- OBJECTIVE:
Each record is to be transcribed exactly.

- GIVEN RECORDS:

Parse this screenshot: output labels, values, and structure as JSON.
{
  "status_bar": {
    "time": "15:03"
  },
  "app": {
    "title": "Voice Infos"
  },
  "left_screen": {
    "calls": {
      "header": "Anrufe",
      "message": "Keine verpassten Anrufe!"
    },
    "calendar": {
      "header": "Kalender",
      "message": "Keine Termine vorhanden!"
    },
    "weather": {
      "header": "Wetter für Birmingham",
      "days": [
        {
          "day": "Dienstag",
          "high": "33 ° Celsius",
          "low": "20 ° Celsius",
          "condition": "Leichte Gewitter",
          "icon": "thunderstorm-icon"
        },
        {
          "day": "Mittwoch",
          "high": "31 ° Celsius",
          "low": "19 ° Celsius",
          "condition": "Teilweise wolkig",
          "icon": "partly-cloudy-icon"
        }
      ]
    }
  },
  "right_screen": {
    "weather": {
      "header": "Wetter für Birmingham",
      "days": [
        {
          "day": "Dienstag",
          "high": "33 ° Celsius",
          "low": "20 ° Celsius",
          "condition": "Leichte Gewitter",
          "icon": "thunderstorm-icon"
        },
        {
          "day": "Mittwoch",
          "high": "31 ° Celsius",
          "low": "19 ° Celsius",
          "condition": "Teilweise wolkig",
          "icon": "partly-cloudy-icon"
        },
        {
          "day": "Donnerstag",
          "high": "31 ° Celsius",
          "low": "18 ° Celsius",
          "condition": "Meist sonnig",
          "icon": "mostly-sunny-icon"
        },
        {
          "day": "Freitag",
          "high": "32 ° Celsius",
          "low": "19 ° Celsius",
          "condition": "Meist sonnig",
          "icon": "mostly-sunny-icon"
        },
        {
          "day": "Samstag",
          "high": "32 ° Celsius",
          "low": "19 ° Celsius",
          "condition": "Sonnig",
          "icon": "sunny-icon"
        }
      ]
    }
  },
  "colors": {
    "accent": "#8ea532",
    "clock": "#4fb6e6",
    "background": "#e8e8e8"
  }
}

- SOLVED PROBLEM:
Parse this screenshot: output labels, values, and structure as JSON.
{
  "status_bar": {
    "time": "15:03"
  },
  "app": {
    "title": "Voice Infos"
  },
  "left_screen": {
    "calls": {
      "header": "Anrufe",
      "message": "Keine verpassten Anrufe!"
    },
    "calendar": {
      "header": "Kalender",
      "message": "Keine Termine vorhanden!"
    },
    "weather": {
      "header": "Wetter für Birmingham",
      "days": [
        {
          "day": "Dienstag",
          "high": "33 ° Celsius",
          "low": "20 ° Celsius",
          "condition": "Leichte Gewitter",
          "icon": "thunderstorm-icon"
        },
        {
          "day": "Mittwoch",
          "high": "31 ° Celsius",
          "low": "19 ° Celsius",
          "condition": "Teilweise wolkig",
          "icon": "partly-cloudy-icon"
        }
      ]
    }
  },
  "right_screen": {
    "weather": {
      "header": "Wetter für Birmingham",
      "days": [
        {
          "day": "Dienstag",
          "high": "33 ° Celsius",
          "low": "20 ° Celsius",
          "condition": "Leichte Gewitter",
          "icon": "thunderstorm-icon"
        },
        {
          "day": "Mittwoch",
          "high": "31 ° Celsius",
          "low": "19 ° Celsius",
          "condition": "Teilweise wolkig",
          "icon": "partly-cloudy-icon"
        },
        {
          "day": "Donnerstag",
          "high": "31 ° Celsius",
          "low": "18 ° Celsius",
          "condition": "Meist sonnig",
          "icon": "mostly-sunny-icon"
        },
        {
          "day": "Freitag",
          "high": "32 ° Celsius",
          "low": "19 ° Celsius",
          "condition": "Meist sonnig",
          "icon": "mostly-sunny-icon"
        },
        {
          "day": "Samstag",
          "high": "32 ° Celsius",
          "low": "19 ° Celsius",
          "condition": "Sonnig",
          "icon": "sunny-icon"
        }
      ]
    }
  },
  "colors": {
    "accent": "#8ea532",
    "clock": "#4fb6e6",
    "background": "#e8e8e8"
  }
}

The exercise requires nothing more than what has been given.